Problem =>
Could you extend the explanation of whether the servers' total capacity covers the requests, starting right after its last algorithm step?

Selected text =>
****************************************

Overview

This is a problem where we determine whether all requests can be handled, given that the total processing capacity of \(N\) servers is at least the number of requests over \(M\) days.

Analysis

Key Insight

Each server has a processing capacity \(A_i\), and each day one request is assigned to exactly one server. Since Takahashi can choose the assignment “optimally,” he can freely distribute requests as long as each server’s capacity is not exceeded.

The important point here is that there are no constraints on the order or combination of request assignments. In other words, which day’s request is assigned to which server is entirely flexible, and the only thing we need to consider is “whether the total processing capacity of all servers can cover \(M\) requests.”

Concrete Examples

• For \(N = 3, M = 10, A = [3, 4, 5]\): the total is \(3 + 4 + 5 = 12 \geq 10\), so the answer is Yes
• For \(N = 2, M = 10, A = [3, 4]\): the total is \(3 + 4 = 7 < 10\), so the answer is No

If You Overthink It…

If you try to simulate “which day’s request is assigned to which server,” since \(M\) can be as large as \(10^9\), processing one day at a time would result in TLE. However, thanks to the insight above, simply comparing the total is sufficient.

Algorithm

1. Read \(N, M\).
2. Read the array \(A\).
3. Compute \(A_1 + A_2 + \cdots + A_N\).
4. If the total is at least \(M\), output Yes; otherwise, output No.

****************************************

Data records =>
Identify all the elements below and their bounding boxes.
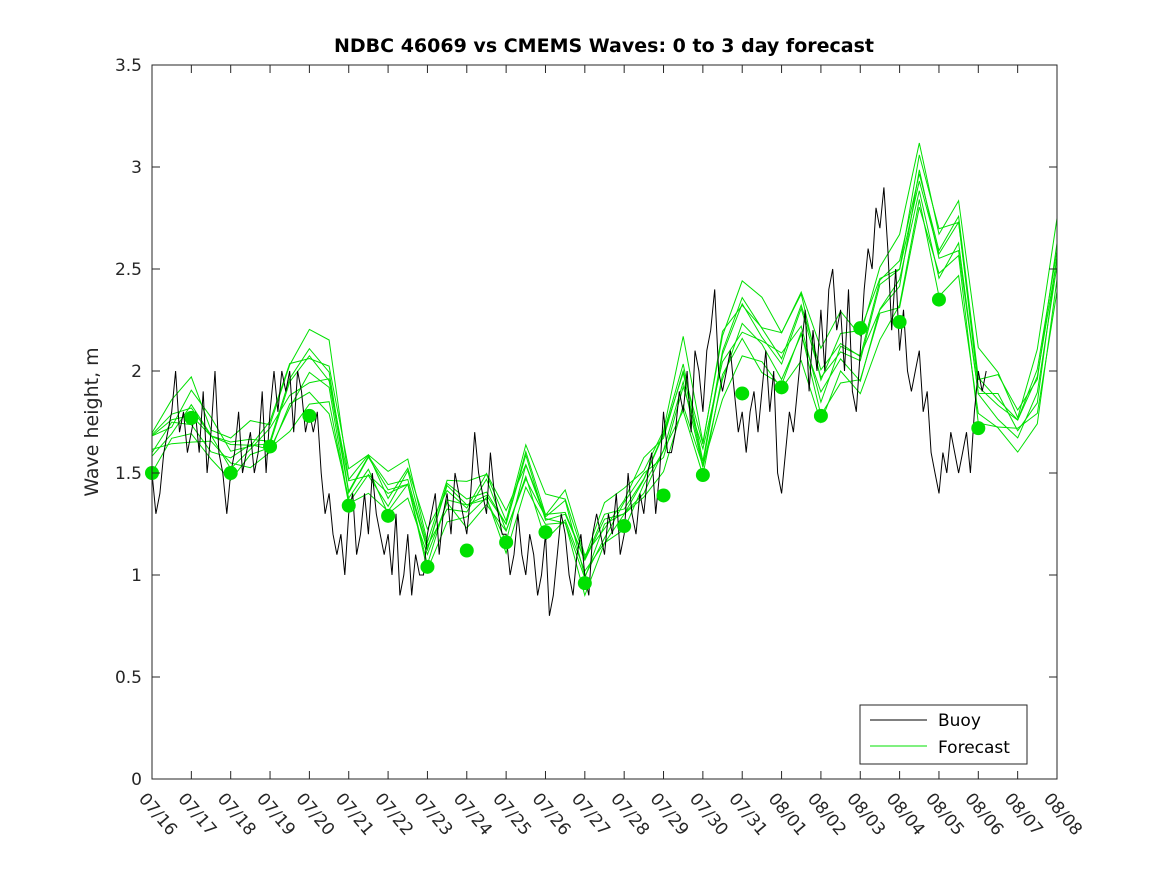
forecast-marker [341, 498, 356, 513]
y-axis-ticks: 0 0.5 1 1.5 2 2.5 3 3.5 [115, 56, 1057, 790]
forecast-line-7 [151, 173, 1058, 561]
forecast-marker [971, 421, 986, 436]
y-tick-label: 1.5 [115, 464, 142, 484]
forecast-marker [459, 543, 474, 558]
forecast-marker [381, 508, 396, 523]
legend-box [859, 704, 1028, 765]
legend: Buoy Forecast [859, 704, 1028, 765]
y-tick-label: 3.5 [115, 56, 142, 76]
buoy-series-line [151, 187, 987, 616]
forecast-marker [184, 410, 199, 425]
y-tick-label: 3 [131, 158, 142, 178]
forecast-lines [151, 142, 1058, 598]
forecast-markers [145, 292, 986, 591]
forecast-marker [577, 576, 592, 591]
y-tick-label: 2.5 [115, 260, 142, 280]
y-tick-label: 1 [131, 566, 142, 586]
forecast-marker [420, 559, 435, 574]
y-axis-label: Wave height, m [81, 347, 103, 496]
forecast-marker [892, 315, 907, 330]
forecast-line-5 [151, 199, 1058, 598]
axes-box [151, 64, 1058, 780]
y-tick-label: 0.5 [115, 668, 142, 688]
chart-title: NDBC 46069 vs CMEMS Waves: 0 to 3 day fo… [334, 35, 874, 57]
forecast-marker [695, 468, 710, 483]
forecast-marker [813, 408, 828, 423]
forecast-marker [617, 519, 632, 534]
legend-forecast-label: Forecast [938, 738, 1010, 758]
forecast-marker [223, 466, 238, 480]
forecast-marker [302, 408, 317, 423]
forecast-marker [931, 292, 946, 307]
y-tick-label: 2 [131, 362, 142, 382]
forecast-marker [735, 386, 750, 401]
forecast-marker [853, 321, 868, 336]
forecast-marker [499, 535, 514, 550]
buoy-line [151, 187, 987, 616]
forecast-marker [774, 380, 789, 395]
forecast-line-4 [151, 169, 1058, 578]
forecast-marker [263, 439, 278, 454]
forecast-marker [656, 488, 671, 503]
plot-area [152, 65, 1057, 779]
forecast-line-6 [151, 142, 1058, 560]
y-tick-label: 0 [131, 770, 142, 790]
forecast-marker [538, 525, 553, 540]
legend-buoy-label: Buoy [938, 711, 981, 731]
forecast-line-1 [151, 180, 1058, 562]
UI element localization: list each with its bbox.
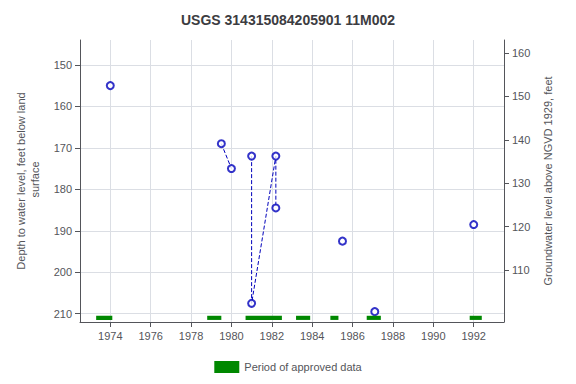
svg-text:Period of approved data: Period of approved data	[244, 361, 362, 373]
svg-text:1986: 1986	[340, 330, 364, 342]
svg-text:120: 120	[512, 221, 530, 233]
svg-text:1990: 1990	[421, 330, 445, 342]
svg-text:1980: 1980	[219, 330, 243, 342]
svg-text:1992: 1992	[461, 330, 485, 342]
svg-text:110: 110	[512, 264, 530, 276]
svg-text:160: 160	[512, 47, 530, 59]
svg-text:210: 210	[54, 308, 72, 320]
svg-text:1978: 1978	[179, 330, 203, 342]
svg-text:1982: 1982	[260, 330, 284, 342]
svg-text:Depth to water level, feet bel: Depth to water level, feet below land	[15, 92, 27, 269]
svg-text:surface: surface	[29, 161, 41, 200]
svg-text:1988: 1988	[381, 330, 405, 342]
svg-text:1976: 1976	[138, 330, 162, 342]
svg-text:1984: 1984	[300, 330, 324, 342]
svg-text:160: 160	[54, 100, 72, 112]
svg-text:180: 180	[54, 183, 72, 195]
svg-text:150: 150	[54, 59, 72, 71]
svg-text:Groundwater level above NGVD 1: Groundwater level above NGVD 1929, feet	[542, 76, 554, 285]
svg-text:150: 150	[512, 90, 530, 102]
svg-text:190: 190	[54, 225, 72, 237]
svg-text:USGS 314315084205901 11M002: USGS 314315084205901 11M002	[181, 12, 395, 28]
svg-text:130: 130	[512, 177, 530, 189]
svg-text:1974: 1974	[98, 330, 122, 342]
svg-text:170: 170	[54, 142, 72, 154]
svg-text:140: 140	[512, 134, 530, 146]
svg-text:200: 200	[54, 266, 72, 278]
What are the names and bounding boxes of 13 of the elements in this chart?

****************************************

Exercise output =>
Why this is correct:

• When assigning \(c_i\) requests (\(0 \leq c_i \leq A_i\)) to each server \(i\), the condition for the existence of a tuple of non-negative integers satisfying \(c_1 + c_2 + \cdots + c_N = M\) is \(\sum A_i \geq M\).
• If \(\sum A_i \geq M\), we can distribute exactly \(M\) requests using, for example, a greedy approach that assigns requests to server \(1\) first up to its capacity, then to server \(2\), and so on.

Complexity

• Time complexity: \(O(N)\) (reading the array and computing the sum)
• Space complexity: \(O(N)\) (storing the array)

Implementation Notes

• Since \(A_i\) and \(M\) can each be up to \(10^9\) and \(N\) can be up to \(10^5\), the total can be on the order of \(10^{14}\). In C++ and similar languages, you need to use long long, but in Python there is no need to worry about integer overflow.

• Using Python’s sum() function, you can compute the total in a single line, making the code very concise.

  Source Code

N, M = map(int, input().split())
A = list(map(int, input().split()))
print("Yes" if sum(A) >= M else "No")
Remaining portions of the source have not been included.